### Written instruction
In the lines below, find how many contain the word "пролетариата" and report that figure alone.

### Given information

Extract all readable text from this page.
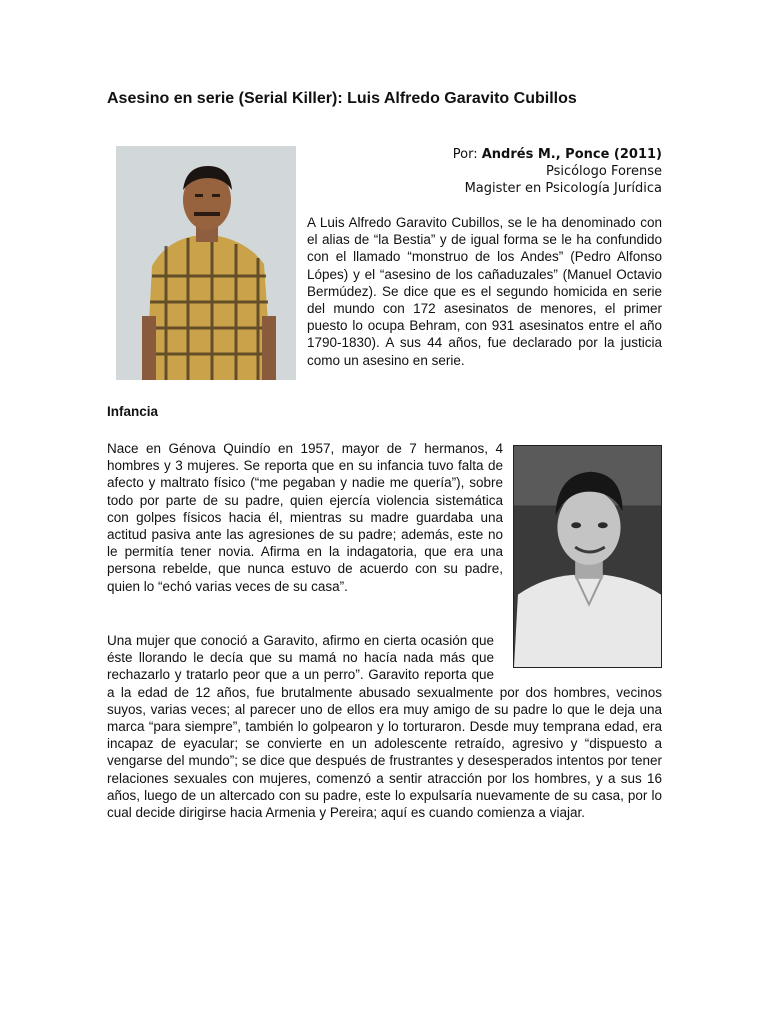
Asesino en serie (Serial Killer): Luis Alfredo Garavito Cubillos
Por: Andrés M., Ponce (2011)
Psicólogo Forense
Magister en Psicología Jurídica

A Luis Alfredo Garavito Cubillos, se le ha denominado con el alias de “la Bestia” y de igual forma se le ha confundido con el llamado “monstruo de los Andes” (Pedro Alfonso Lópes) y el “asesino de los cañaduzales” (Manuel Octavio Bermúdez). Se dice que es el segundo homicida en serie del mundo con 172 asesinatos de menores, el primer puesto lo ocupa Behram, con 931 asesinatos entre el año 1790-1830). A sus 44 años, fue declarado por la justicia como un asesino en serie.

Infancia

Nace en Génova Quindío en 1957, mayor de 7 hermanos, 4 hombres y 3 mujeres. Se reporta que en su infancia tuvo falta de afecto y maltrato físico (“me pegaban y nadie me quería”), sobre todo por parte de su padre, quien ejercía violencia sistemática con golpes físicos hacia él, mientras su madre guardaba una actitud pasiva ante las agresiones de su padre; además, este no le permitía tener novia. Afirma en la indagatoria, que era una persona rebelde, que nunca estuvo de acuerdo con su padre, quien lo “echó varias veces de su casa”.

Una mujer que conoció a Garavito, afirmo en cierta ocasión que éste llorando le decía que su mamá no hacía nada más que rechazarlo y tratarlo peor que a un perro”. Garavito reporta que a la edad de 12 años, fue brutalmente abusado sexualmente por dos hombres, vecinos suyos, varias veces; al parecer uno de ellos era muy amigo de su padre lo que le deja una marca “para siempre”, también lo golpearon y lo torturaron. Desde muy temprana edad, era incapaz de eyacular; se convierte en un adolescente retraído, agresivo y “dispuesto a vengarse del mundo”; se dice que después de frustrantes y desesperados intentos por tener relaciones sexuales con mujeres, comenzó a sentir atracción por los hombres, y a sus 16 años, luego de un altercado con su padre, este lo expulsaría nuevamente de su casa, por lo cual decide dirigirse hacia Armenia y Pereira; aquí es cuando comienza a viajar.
--
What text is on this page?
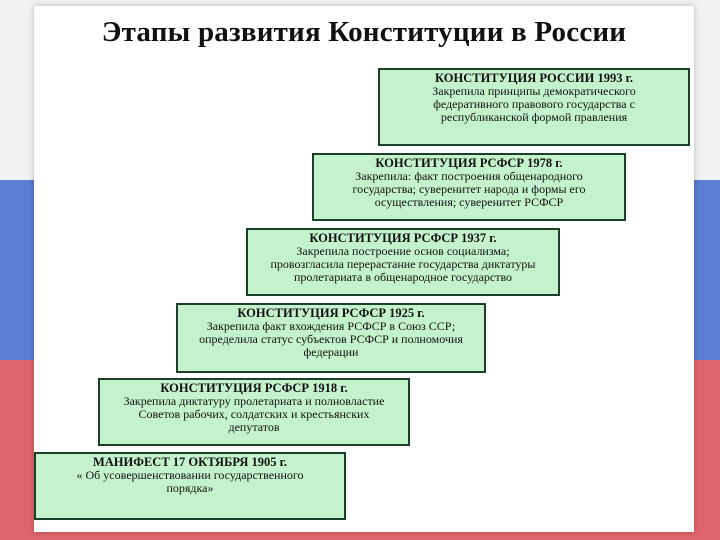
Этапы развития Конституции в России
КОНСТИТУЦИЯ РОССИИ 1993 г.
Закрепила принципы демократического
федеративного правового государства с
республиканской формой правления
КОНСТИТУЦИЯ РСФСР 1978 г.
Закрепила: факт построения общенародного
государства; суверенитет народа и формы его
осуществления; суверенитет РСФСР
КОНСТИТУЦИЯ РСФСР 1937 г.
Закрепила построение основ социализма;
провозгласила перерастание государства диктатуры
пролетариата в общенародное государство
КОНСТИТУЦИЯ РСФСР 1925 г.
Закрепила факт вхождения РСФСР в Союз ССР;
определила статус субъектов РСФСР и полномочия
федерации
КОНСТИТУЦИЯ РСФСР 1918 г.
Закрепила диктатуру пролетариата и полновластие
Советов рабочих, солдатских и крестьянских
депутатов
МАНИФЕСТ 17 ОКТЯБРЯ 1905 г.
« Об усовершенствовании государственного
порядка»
---
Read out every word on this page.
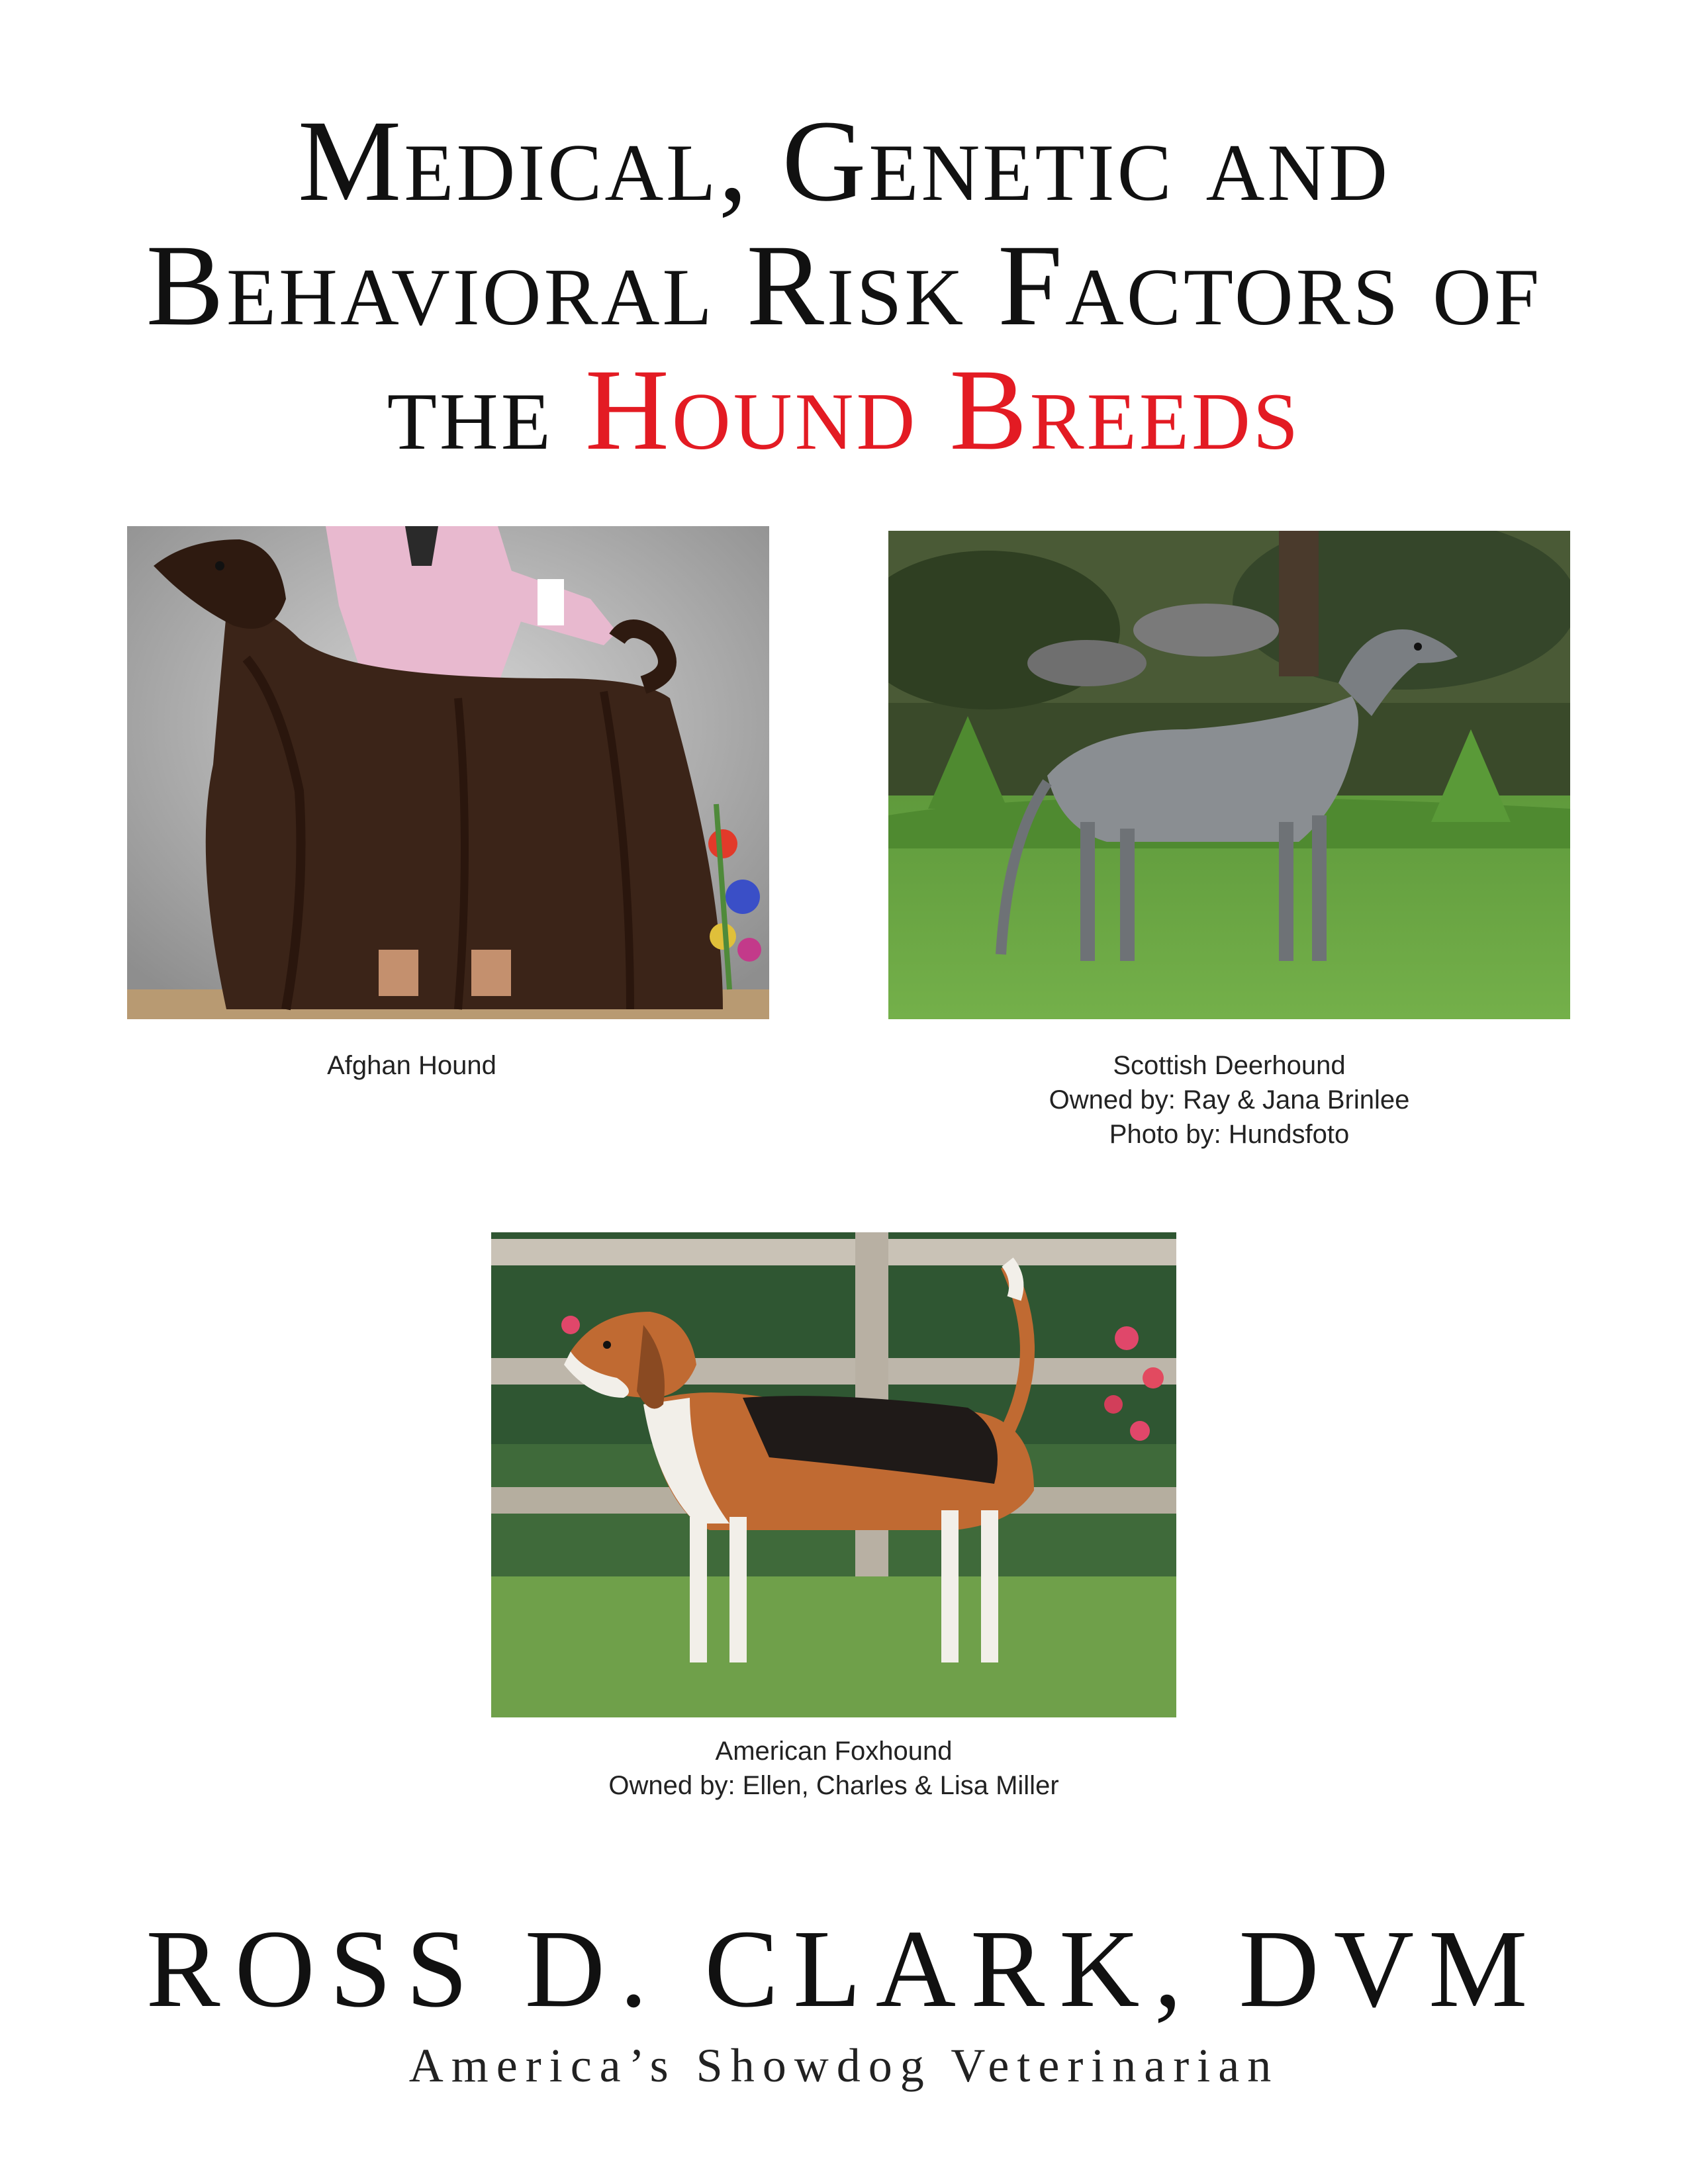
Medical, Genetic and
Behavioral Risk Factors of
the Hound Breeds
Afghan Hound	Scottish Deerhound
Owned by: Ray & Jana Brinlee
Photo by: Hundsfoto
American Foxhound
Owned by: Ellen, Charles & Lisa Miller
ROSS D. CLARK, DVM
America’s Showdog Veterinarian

### The reply
2